Texte source:
+++

La Commission n’était pas tenue d’accepter cette preuve contraire [le rapport Hellman]. Mais, elle avait l’obligation de l’examiner et de dire pourquoi elle pouvait être écartée en faveur d’autres rapports qui soutenaient ses propres conclusions. […] Elle ne l’a pas fait, et sa décision est donc déraisonnable.

 

 

[15]           Bien qu’il soit fort probable que le rapport Hellman dont je dispose soit le même qui fut présenté devant mes collègues dans les affaires Villicana et Lopez, je n’en sais que très peu à propos du dossier dont ils disposaient. Le simple fait que deux autres tribunaux de la Commission ont conduit une analyse erronée de certains éléments de preuve n’implique pas que tout autre tribunal de la Commission faisant référence au rapport Hellman fera de même. Les décisions rendues dans les affaires précitées n’appuient pas non plus la proposition selon laquelle le rapport Hellman est une preuve concluante que la protection offerte par l’État au Mexique est inadéquate. Le rapport Hellman n’est qu’un des éléments de preuve documentaire qui doivent être examinés et appréciés par la Commission. En l’espèce, en tant que juge siégeant en révision, il me faut examiner le dossier original et apprécier les motifs de la Commission dans leur ensemble, y compris la manière dont la Commission a abordé le rapport Hellman.

+++

Objectif:
Recopiez mot pour mot le passage du texte sur le rapport Hellman qui s'ouvre sur les mots contenant « La Commission n’était » et se ferme sur « est donc déraisonnable. ». Les entrées qui suivent le texte ne servent à rien ici.

Entrées brutes:
+++

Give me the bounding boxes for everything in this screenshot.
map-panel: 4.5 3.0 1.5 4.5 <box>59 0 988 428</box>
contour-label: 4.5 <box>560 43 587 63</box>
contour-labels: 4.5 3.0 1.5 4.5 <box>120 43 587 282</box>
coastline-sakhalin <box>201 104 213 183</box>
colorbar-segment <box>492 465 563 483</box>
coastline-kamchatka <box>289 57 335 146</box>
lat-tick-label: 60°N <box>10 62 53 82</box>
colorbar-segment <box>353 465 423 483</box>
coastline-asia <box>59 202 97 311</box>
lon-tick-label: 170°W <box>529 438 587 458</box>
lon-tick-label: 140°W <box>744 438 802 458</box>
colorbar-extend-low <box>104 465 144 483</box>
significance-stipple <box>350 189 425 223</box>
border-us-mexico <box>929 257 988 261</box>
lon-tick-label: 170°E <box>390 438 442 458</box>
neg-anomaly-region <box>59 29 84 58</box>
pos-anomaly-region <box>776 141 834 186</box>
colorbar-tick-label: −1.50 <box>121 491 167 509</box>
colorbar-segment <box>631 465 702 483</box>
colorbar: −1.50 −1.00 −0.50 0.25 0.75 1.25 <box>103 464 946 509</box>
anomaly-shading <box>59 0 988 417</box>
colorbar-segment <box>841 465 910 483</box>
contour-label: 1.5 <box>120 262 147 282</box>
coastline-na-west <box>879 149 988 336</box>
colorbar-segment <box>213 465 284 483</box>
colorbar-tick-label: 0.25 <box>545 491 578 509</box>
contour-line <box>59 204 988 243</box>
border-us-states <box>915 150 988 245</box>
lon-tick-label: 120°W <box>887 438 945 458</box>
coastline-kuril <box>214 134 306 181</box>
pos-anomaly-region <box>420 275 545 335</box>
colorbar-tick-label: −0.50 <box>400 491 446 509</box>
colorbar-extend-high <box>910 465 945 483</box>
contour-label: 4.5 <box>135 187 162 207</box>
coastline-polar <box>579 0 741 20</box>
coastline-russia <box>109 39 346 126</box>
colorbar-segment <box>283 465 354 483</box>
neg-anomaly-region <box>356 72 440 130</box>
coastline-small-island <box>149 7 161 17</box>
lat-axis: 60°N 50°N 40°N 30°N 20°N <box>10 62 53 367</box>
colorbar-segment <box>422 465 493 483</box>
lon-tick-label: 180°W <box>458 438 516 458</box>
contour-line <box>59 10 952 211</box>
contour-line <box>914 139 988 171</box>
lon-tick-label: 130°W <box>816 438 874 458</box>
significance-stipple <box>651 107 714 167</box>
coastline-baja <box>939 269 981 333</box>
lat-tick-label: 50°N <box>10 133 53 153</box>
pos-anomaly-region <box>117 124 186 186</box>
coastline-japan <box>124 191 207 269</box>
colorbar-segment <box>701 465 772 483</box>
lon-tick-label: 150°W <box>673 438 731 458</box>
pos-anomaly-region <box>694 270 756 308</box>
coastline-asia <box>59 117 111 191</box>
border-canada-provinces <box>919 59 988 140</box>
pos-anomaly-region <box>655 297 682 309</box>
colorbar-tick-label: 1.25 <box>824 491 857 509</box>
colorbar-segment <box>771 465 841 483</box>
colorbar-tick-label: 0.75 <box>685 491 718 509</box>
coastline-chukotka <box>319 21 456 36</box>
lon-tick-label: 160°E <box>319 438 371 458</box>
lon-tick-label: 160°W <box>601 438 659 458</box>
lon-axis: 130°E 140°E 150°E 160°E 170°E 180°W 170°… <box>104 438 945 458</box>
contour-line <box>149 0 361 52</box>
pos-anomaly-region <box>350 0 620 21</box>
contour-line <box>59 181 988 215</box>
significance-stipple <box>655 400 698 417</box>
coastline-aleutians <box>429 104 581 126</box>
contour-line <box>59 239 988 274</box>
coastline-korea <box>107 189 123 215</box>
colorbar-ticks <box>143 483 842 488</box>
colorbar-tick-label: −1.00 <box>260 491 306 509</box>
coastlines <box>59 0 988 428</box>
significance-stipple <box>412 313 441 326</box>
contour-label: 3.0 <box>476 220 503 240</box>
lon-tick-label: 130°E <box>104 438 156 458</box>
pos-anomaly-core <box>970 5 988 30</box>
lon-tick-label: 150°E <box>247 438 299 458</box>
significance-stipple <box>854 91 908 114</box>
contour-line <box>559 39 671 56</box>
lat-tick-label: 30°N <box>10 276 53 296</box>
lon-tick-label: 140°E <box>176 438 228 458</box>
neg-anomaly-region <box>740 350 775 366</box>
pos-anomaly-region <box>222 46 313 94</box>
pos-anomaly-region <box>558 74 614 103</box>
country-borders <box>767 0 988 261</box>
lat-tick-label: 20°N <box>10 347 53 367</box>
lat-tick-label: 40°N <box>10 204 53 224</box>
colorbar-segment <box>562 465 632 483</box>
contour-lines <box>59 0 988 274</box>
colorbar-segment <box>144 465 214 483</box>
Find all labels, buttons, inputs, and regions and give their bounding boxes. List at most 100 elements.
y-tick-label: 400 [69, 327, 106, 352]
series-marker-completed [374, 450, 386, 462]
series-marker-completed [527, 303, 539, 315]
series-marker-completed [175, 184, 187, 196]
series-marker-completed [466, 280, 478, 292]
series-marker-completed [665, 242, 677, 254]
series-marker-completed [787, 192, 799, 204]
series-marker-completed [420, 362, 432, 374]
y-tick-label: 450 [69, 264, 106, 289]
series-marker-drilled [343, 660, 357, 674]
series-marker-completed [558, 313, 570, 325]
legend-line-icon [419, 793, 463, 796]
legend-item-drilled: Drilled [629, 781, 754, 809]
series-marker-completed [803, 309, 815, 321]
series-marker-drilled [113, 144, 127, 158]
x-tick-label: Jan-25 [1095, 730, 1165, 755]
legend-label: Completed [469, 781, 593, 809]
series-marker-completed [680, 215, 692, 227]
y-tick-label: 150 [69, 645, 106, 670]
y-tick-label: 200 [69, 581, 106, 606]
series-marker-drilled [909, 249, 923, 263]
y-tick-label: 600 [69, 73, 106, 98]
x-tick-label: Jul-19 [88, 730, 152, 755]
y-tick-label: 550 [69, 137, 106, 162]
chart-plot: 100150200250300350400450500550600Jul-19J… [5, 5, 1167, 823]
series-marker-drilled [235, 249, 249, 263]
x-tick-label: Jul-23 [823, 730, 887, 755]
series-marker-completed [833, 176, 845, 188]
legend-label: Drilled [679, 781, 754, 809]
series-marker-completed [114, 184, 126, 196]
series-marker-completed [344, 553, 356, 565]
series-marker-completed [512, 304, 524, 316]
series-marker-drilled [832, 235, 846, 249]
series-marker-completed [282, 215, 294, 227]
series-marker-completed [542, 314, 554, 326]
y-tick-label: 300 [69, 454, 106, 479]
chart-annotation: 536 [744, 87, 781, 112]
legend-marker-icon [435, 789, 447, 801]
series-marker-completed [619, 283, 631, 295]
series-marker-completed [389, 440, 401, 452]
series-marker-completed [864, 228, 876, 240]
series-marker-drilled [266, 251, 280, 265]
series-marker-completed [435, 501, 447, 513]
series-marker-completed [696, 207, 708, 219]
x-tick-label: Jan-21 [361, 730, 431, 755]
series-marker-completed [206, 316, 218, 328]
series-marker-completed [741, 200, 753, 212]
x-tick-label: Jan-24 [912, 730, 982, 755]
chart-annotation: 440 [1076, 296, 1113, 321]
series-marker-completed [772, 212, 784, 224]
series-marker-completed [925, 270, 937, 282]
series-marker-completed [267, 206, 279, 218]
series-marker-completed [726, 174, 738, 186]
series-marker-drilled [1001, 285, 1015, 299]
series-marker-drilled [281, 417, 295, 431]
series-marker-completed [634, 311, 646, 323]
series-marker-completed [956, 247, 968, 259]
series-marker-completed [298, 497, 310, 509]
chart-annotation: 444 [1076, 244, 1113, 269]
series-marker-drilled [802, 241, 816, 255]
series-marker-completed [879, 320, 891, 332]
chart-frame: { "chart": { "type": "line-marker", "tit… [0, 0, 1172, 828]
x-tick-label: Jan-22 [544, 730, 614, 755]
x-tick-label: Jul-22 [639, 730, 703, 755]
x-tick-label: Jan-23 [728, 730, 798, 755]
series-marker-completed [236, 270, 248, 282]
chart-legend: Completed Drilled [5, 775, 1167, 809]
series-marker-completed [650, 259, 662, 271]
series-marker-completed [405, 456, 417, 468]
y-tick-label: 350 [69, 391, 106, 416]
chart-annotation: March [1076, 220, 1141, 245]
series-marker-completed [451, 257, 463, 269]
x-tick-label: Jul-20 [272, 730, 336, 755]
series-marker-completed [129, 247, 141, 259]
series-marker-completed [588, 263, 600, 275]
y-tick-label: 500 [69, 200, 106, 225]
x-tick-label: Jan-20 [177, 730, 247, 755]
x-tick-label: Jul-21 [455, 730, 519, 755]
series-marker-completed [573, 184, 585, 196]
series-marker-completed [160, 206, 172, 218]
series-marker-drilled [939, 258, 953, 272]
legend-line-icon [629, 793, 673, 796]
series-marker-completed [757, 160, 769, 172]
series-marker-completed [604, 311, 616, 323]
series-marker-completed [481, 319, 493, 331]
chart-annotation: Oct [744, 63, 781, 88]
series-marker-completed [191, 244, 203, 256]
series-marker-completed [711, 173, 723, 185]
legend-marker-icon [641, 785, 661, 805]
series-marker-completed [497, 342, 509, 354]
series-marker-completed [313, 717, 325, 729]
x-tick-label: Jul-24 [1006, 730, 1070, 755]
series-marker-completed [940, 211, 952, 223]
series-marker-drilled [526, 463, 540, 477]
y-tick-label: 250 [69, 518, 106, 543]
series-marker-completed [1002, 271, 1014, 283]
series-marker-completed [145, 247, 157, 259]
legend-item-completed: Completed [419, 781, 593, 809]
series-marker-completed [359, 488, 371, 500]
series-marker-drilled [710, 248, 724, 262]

+++

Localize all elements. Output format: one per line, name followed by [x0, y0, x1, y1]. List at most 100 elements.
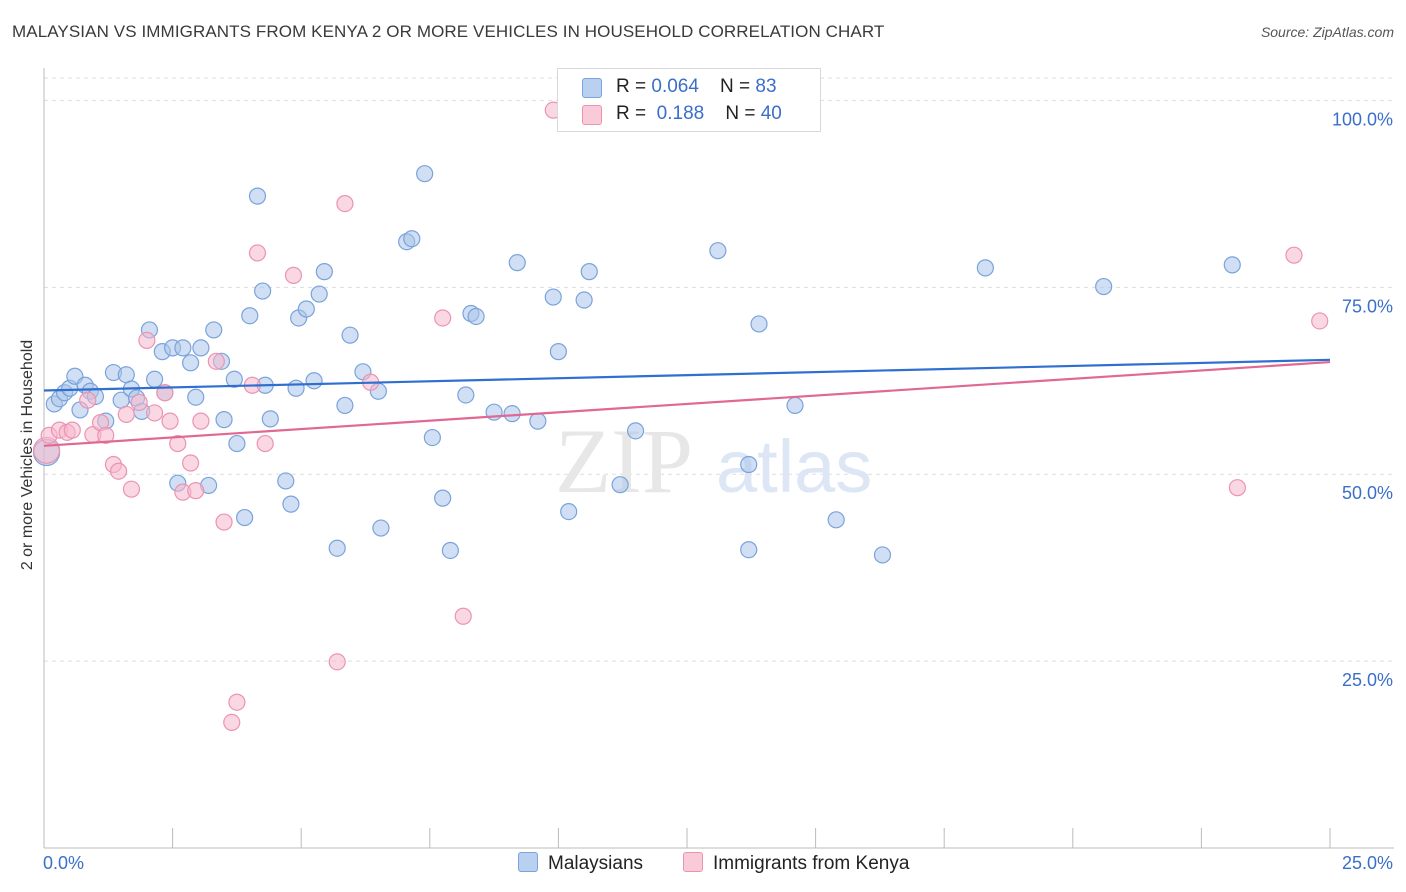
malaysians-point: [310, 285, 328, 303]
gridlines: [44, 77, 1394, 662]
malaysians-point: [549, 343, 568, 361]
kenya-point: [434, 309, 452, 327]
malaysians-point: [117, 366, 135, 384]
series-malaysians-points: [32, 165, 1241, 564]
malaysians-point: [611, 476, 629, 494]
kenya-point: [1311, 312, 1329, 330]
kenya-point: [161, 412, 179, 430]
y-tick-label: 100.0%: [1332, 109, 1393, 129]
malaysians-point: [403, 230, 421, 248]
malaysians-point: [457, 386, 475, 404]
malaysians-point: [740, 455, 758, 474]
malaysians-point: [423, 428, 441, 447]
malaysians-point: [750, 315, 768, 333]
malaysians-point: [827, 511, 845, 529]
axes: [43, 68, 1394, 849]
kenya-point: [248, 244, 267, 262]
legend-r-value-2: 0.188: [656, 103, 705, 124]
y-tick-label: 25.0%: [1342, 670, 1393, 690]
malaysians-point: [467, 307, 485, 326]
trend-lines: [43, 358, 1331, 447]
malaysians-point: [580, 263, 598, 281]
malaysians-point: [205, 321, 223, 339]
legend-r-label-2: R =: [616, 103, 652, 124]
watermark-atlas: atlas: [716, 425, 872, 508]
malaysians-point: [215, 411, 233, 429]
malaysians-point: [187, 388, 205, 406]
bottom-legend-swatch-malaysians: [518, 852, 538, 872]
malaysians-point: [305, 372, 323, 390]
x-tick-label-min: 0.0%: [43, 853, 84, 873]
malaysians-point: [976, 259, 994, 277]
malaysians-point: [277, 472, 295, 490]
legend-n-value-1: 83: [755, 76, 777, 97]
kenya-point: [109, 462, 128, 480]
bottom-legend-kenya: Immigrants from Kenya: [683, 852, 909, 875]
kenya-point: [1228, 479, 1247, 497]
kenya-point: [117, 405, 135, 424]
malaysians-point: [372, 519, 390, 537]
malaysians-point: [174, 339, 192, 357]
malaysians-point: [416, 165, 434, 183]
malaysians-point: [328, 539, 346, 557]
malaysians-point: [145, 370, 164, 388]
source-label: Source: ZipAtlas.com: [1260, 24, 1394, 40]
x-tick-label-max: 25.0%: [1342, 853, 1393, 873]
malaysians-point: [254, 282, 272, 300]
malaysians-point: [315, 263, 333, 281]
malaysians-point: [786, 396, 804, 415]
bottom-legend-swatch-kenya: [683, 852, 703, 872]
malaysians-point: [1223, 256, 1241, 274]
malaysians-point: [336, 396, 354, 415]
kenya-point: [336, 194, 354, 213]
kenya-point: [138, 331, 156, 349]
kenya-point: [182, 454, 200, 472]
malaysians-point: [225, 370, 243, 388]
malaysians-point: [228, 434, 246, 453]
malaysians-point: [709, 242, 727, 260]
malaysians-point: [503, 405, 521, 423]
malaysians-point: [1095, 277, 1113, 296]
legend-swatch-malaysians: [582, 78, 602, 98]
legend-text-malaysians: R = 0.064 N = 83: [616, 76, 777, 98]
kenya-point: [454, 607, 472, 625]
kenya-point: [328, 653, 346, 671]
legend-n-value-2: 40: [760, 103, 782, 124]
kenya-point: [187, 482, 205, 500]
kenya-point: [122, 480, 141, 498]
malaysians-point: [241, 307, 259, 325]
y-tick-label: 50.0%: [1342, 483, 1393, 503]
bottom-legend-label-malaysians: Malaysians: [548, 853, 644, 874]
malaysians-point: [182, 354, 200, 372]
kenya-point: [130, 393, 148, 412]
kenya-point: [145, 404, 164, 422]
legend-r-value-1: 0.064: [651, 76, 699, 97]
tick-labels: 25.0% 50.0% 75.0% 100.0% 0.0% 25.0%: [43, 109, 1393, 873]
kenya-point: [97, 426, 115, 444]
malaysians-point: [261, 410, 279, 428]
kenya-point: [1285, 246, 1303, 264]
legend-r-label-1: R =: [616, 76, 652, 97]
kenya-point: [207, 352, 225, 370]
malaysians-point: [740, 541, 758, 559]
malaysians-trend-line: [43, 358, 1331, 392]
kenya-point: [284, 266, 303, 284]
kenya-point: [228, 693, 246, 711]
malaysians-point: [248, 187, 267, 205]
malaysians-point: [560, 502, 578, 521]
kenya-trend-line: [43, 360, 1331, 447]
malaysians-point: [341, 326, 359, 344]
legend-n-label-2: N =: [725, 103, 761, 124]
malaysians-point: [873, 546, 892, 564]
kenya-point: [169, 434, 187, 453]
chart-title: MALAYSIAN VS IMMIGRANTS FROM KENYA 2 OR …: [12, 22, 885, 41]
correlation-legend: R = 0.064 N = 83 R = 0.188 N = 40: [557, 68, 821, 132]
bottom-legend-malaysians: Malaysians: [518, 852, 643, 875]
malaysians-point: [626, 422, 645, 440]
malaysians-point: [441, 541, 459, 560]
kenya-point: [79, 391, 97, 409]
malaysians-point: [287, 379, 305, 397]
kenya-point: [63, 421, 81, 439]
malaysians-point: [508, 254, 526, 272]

+++

Réponse complète:
La Commission n’était pas tenue d’accepter cette preuve contraire [le rapport Hellman]. Mais, elle avait l’obligation de l’examiner et de dire pourquoi elle pouvait être écartée en faveur d’autres rapports qui soutenaient ses propres conclusions. […] Elle ne l’a pas fait, et sa décision est donc déraisonnable.